TASK PROMPT
Can you carry on the text about ibrutinib plus rituximab in Japanese patients with WM, picking up right after its final sentence?

The metabolite/parent ratio [mean (SD)] based on the Cmax (n = 15), AUC24h (n = 11), AUClast (N = 15), were 1.22 (0.946), 1.78 (0.862), 3.01 (3.07), respectively.

Biomarker analysis

Among the bone marrow samples from 10 of the 16 participants, 7 samples provided assay results, and 3 samples were not evaluable. MYD88L265P mutations were present in 6/7 (85.7%). CXCR4WHIM mutations were present in 2/7 (28.6%). The major response rates for each of the subgroups MYD88L265P/CXCR4WT, MYD88L265P/CXCR4WHIM, and MYD88WT/CXCR4WT using the bone marrow samples were 4/4 (100.0%) 2/2 (100.0%) and 0/1 (0%), respectively.

Discussion

This Phase 2, open-label study presents the efficacy, safety, and pharmacokinetics of ibrutinib plus rituximab in Japanese patients with WM. The outcome of the study demonstrates that among Japanese patients with treatment naïve or relapsed/refractory WM, ibrutinib in combination with rituximab shows rapid and high degree of clinical activity across all efficacy endpoints, along with an acceptable safety profile.

A high MRR of 87.5% was observed in Japanese patients regardless of prior treatment status which is comparable with the phase 3 iNNOVATE study where 76% MRR was reported in non-Japanese patient population treated with ibrutinib plus rituximab [9]. The findings with ibrutinib are consistent with the findings from studies with other BTK inhibitors in Japanese patient population [12, 13]. A phase 2 study of tirabrutinib monotherapy in Japanese patients reported that the MRR in relapsed/refractory and treatment naïve WM demonstrated similar response rates (CR + VGPR + PR) of 88.9 and 88.9%, respectively [14]. Another study with zanubrutinib monotherapy in Japanese patients with WM reported an MRR (CR + VGPR + PR) of 61.6 and 83.4% in treatment-naïve and relapsed/refractory WM, respectively [13].

In this study, with a median follow up of 35.0 months at final analysis, the median PFS was not reached which indicates longer PFS with ibrutinib plus rituximab. The PFS rate observed at 36-months was 86% which is comparable to the iNNOVATE study where longer PFS was reported with ibrutinib-rituximab than placebo-rituximab in patients with treatment-naïve and relapsed/refractory WM [9]. Also, similar to the iNNOVATE study, substantially more patients (~ 88%) did not receive any subsequent systematic therapy for WM. Most of the patients in the current study achieved sustained hemoglobin improvement which was similar to that reported in the iNNOVATE study [9].

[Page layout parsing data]

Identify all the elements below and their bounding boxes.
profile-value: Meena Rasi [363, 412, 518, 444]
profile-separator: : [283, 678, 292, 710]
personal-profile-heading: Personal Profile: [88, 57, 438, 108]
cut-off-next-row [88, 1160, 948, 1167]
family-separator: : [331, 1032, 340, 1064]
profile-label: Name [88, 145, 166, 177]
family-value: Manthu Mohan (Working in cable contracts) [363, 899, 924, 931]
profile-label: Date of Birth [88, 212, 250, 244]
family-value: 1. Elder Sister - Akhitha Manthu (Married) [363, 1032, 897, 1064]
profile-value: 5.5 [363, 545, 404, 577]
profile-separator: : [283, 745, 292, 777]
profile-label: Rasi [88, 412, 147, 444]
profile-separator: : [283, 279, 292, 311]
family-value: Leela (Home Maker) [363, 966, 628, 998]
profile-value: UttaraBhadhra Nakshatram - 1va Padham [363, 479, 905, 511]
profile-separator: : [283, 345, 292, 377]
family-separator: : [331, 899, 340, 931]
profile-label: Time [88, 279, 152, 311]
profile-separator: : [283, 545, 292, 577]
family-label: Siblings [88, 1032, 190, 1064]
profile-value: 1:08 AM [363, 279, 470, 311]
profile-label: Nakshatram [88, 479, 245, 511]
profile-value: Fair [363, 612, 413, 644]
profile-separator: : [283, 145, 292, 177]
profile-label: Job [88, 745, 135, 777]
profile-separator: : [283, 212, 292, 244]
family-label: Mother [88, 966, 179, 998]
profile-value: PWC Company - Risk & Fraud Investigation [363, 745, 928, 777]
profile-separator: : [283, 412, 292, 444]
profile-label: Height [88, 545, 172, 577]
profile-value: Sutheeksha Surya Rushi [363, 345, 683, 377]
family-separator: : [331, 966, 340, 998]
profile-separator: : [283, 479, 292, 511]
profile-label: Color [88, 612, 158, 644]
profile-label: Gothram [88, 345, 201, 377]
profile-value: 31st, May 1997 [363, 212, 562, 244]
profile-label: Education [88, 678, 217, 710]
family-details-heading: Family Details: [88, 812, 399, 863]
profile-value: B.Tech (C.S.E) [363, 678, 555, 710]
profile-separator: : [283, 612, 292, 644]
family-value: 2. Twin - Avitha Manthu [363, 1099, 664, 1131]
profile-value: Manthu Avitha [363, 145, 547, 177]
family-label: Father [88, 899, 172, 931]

WRITTEN ANSWER
There were no new safety signals observed in Japanese patients with WM treated with ibrutinib plus rituximab. At final analysis, all patients experienced at least 1 TEAE. Consistent with the previous studies [15,16,17] and the iNNOVATE study [9], the most common TEAEs of any grade and grade  ≥3 were similar in type and prevalence. The prevalence of TEAEs decreased overtime. The proportion of patients with grade  ≥3 and drug related TEAEs were 62.5% and about 50%, respectively. However, there were no TEAEs (any/grade ≥3) leading to death or discontinuation of either ibrutinib or rituximab. Also, fewer patients reported TEAEs leading to dose reduction of ibrutinib and dose interruption of ibrutinib and rituximab. Overall, these safety results are consistent with the iNNOVATE study [9] and indicate that ibrutinib plus rituximab was well tolerated in Japanese patients with WM. The sample size of the present study is small, and it is necessary to continue to investigate the efficacy and safety of ibrutinib in clinical practice.

In this study, the mean maximum plasma concentration (Cmax) of ibrutinib was 122 ng/mL, with a rapid absorption of about 3 h (median Tmax) and mean elimination half-life (t1/2) of approximately 4–5 h. The mean steady state AUC24 and AUClast observed in patients on ibrutinib 420 mg were 763 and 836 ng*h/mL, respectively. When compared to the PK parameters observed in non-Japanese patients with WM there was no difference observed [9]. Also, the PK results were similar between the combination therapy of ibrutinib and rituximab and single agent ibrutinib dose of 420 mg in Japanese patients regardless of the treated disease [18].

Conclusions

In summary, this study demonstrated a positive benefit/risk profile of ibrutinib plus rituximab in treatment of Japanese patients with treatment-naïve or relapsed/refractory WM.